| Instructions to follow |
Images must not appear in your copy; reproduce every other part of the records exactly.

[Figure contents as structured data]
▬▬▬
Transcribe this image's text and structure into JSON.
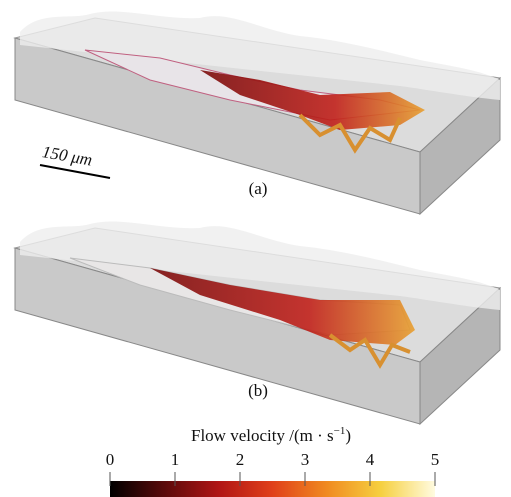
{
  "figure": {
    "scale_bar": "150 μm",
    "panels": [
      {
        "label": "(a)"
      },
      {
        "label": "(b)"
      }
    ],
    "colorbar": {
      "title": [
        "Flow velocity /(m · s",
        "−1",
        ")"
      ],
      "lim": [
        0,
        5
      ],
      "ticks": [
        0,
        1,
        2,
        3,
        4,
        5
      ],
      "colormap": [
        "#000000",
        "#5a0a0a",
        "#b01515",
        "#e0401a",
        "#f08a20",
        "#f6d040",
        "#fffbe0"
      ]
    }
  }
}
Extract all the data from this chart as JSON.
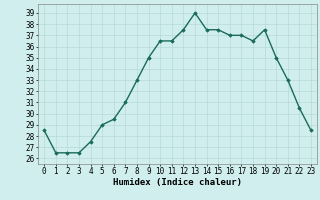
{
  "x": [
    0,
    1,
    2,
    3,
    4,
    5,
    6,
    7,
    8,
    9,
    10,
    11,
    12,
    13,
    14,
    15,
    16,
    17,
    18,
    19,
    20,
    21,
    22,
    23
  ],
  "y": [
    28.5,
    26.5,
    26.5,
    26.5,
    27.5,
    29.0,
    29.5,
    31.0,
    33.0,
    35.0,
    36.5,
    36.5,
    37.5,
    39.0,
    37.5,
    37.5,
    37.0,
    37.0,
    36.5,
    37.5,
    35.0,
    33.0,
    30.5,
    28.5
  ],
  "line_color": "#1a6b5a",
  "marker": "D",
  "marker_size": 1.8,
  "bg_color": "#d0eeee",
  "grid_color": "#b8d8d8",
  "xlabel": "Humidex (Indice chaleur)",
  "xlabel_fontsize": 6.5,
  "tick_fontsize": 5.5,
  "ylim": [
    25.5,
    39.8
  ],
  "yticks": [
    26,
    27,
    28,
    29,
    30,
    31,
    32,
    33,
    34,
    35,
    36,
    37,
    38,
    39
  ],
  "xticks": [
    0,
    1,
    2,
    3,
    4,
    5,
    6,
    7,
    8,
    9,
    10,
    11,
    12,
    13,
    14,
    15,
    16,
    17,
    18,
    19,
    20,
    21,
    22,
    23
  ],
  "linewidth": 1.0,
  "xlim": [
    -0.5,
    23.5
  ]
}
▬▬▬
| Exercise solution |
Transcribe this image's text and structure into JSON.
{
  "figure": {
    "scale_bar": "150 μm",
    "panels": [
      {
        "label": "(a)"
      },
      {
        "label": "(b)"
      }
    ],
    "colorbar": {
      "title": [
        "Flow velocity /(m · s",
        "−1",
        ")"
      ],
      "lim": [
        0,
        5
      ],
      "ticks": [
        0,
        1,
        2,
        3,
        4,
        5
      ],
      "colormap": [
        "#000000",
        "#5a0a0a",
        "#b01515",
        "#e0401a",
        "#f08a20",
        "#f6d040",
        "#fffbe0"
      ]
    }
  }
}
Extract all the data from this chart as JSON.
{
  "x": [
    0,
    1,
    2,
    3,
    4,
    5,
    6,
    7,
    8,
    9,
    10,
    11,
    12,
    13,
    14,
    15,
    16,
    17,
    18,
    19,
    20,
    21,
    22,
    23
  ],
  "y": [
    28.5,
    26.5,
    26.5,
    26.5,
    27.5,
    29.0,
    29.5,
    31.0,
    33.0,
    35.0,
    36.5,
    36.5,
    37.5,
    39.0,
    37.5,
    37.5,
    37.0,
    37.0,
    36.5,
    37.5,
    35.0,
    33.0,
    30.5,
    28.5
  ],
  "line_color": "#1a6b5a",
  "marker": "D",
  "marker_size": 1.8,
  "bg_color": "#d0eeee",
  "grid_color": "#b8d8d8",
  "xlabel": "Humidex (Indice chaleur)",
  "xlabel_fontsize": 6.5,
  "tick_fontsize": 5.5,
  "ylim": [
    25.5,
    39.8
  ],
  "yticks": [
    26,
    27,
    28,
    29,
    30,
    31,
    32,
    33,
    34,
    35,
    36,
    37,
    38,
    39
  ],
  "xticks": [
    0,
    1,
    2,
    3,
    4,
    5,
    6,
    7,
    8,
    9,
    10,
    11,
    12,
    13,
    14,
    15,
    16,
    17,
    18,
    19,
    20,
    21,
    22,
    23
  ],
  "linewidth": 1.0,
  "xlim": [
    -0.5,
    23.5
  ]
}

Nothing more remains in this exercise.